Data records
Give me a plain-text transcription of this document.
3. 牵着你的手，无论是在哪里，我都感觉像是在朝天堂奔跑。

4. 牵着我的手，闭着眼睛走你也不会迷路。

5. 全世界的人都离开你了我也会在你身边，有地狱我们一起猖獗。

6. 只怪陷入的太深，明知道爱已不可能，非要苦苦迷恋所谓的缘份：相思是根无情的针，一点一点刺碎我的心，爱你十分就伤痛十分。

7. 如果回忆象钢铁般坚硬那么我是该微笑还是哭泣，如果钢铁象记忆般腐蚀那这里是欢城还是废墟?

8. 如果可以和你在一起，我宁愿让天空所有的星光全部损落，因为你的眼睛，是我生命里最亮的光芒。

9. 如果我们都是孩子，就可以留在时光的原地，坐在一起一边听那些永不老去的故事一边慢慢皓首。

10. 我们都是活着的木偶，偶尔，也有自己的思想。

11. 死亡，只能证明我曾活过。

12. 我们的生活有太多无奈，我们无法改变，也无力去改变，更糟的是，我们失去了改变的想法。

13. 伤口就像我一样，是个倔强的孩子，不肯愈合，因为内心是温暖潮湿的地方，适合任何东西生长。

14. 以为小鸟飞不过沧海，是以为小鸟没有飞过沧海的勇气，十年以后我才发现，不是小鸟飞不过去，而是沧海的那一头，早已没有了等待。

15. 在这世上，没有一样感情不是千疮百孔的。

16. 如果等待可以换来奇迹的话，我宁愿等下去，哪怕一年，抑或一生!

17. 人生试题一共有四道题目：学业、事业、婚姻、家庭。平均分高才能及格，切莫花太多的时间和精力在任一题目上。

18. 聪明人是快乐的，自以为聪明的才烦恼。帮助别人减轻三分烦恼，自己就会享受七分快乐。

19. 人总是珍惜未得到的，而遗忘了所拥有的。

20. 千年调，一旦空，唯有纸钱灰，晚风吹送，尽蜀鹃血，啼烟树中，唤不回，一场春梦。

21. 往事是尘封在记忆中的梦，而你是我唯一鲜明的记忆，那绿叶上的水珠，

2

==

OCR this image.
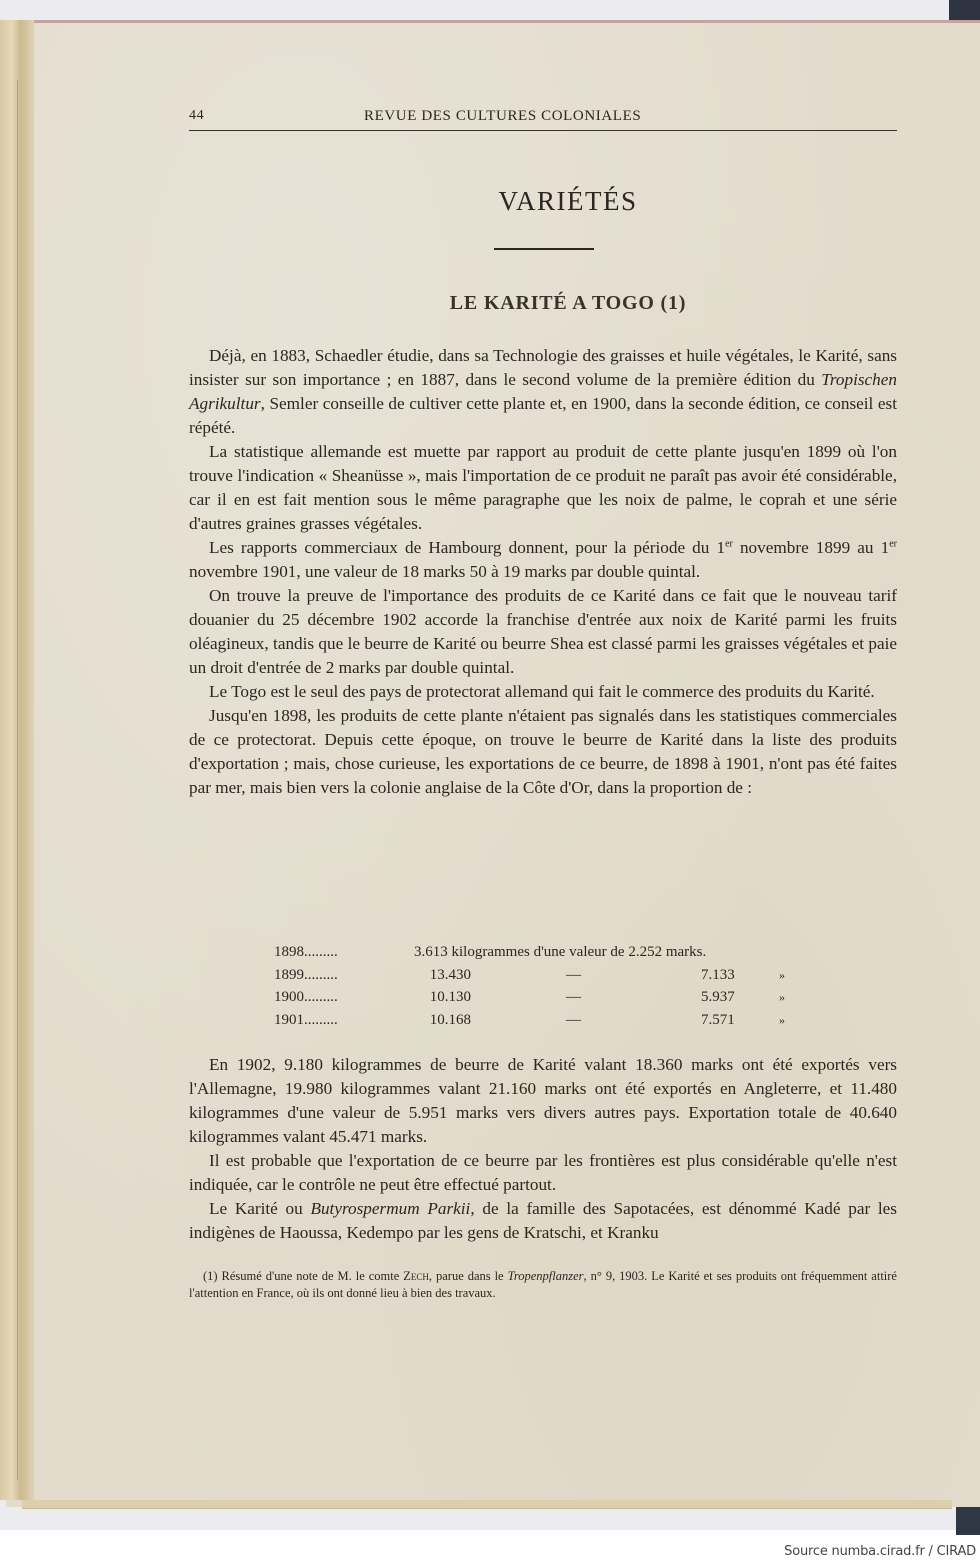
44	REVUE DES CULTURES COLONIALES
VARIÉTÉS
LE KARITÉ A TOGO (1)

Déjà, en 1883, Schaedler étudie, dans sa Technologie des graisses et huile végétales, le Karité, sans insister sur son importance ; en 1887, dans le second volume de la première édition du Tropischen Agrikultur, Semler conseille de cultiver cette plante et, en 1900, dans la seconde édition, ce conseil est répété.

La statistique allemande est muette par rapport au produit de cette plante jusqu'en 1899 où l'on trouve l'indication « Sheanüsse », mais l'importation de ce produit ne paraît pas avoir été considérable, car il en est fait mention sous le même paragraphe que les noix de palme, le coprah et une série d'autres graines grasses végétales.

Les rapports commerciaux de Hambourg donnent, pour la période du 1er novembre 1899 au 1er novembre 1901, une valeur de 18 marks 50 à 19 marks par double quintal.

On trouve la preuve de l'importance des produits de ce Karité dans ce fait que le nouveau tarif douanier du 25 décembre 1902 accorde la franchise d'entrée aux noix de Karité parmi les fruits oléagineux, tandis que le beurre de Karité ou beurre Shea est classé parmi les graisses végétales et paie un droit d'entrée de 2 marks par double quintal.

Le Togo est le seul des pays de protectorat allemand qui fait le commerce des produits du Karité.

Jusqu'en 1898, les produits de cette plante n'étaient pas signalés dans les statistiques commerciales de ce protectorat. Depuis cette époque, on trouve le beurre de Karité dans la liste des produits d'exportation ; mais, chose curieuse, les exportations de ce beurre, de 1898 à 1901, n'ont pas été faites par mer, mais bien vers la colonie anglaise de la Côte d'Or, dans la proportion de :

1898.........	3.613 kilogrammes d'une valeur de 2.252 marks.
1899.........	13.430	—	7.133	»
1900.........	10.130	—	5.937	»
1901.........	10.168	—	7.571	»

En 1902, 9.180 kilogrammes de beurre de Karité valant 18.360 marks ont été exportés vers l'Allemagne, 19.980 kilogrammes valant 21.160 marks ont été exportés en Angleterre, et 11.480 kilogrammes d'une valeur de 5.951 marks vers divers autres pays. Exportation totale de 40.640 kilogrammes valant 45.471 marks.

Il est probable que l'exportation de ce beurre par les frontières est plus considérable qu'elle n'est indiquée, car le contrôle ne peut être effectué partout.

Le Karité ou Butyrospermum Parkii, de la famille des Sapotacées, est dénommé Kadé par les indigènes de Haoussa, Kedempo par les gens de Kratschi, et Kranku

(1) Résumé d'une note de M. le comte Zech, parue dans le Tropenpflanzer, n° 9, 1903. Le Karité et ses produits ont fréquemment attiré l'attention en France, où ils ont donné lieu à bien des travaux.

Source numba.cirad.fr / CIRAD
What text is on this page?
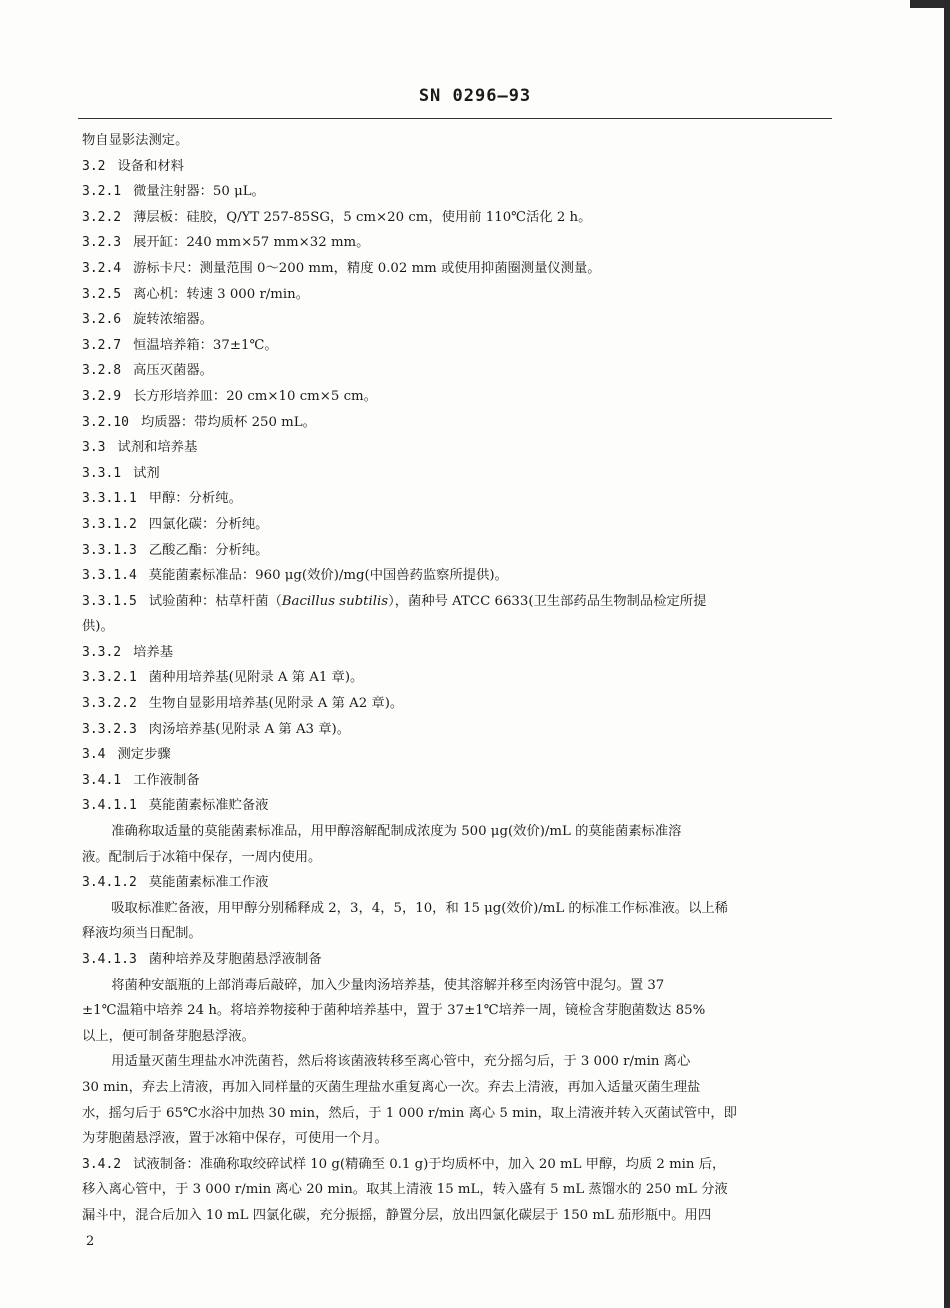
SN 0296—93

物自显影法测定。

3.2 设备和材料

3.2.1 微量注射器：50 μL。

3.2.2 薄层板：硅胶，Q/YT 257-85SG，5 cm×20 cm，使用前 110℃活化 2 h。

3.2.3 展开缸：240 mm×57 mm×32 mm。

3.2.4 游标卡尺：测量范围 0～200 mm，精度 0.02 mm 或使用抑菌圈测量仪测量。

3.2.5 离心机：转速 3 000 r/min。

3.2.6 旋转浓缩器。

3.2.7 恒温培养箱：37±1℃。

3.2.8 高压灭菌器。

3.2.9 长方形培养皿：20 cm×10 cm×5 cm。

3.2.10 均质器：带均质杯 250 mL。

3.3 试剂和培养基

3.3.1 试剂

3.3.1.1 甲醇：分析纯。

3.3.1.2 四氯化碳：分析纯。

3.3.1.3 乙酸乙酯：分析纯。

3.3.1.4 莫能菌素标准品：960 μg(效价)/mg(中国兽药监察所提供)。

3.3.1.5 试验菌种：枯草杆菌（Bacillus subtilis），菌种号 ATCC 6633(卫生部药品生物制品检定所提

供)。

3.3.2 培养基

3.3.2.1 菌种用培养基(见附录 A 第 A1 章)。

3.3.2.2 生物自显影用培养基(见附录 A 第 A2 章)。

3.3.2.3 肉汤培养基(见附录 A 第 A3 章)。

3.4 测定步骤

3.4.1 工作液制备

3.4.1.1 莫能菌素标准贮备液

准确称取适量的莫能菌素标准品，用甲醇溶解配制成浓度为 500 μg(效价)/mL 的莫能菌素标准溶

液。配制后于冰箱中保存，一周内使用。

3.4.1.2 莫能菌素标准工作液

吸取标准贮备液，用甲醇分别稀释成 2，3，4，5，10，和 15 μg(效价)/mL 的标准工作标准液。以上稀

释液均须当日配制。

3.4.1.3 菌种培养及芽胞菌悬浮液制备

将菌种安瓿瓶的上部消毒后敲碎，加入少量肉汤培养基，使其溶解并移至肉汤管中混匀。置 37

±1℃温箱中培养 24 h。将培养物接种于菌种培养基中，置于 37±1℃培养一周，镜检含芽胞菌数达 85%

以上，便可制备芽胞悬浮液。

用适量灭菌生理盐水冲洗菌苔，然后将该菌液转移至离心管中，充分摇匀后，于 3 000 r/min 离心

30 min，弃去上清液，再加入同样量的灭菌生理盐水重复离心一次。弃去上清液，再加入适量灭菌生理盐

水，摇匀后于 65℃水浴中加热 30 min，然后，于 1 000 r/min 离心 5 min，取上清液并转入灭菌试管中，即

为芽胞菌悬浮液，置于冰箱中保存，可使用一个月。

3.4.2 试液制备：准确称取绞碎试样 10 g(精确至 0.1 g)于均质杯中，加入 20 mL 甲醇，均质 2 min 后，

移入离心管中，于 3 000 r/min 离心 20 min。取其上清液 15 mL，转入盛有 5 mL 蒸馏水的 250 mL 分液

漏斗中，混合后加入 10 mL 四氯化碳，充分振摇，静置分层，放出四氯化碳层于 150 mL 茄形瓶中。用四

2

--

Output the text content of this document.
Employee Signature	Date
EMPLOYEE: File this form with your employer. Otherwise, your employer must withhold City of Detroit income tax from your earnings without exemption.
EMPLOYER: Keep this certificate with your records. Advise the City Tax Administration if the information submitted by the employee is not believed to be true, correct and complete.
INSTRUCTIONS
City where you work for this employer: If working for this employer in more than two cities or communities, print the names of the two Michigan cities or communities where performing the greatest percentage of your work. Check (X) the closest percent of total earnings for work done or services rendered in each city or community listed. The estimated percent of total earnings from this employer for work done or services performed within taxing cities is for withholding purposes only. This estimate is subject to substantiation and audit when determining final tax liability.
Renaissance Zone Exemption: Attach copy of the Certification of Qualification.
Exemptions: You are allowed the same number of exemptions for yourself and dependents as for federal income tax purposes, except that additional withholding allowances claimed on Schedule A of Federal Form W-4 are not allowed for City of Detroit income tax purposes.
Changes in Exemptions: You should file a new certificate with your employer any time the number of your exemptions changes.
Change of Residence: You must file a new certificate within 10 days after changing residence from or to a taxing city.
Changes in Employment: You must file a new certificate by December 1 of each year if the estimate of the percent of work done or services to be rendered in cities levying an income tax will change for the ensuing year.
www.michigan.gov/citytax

Task: Using the records above, list each line that includes "四氯化碳".

Final result:
3.3.1.2 四氯化碳：分析纯。
漏斗中，混合后加入 10 mL 四氯化碳，充分振摇，静置分层，放出四氯化碳层于 150 mL 茄形瓶中。用四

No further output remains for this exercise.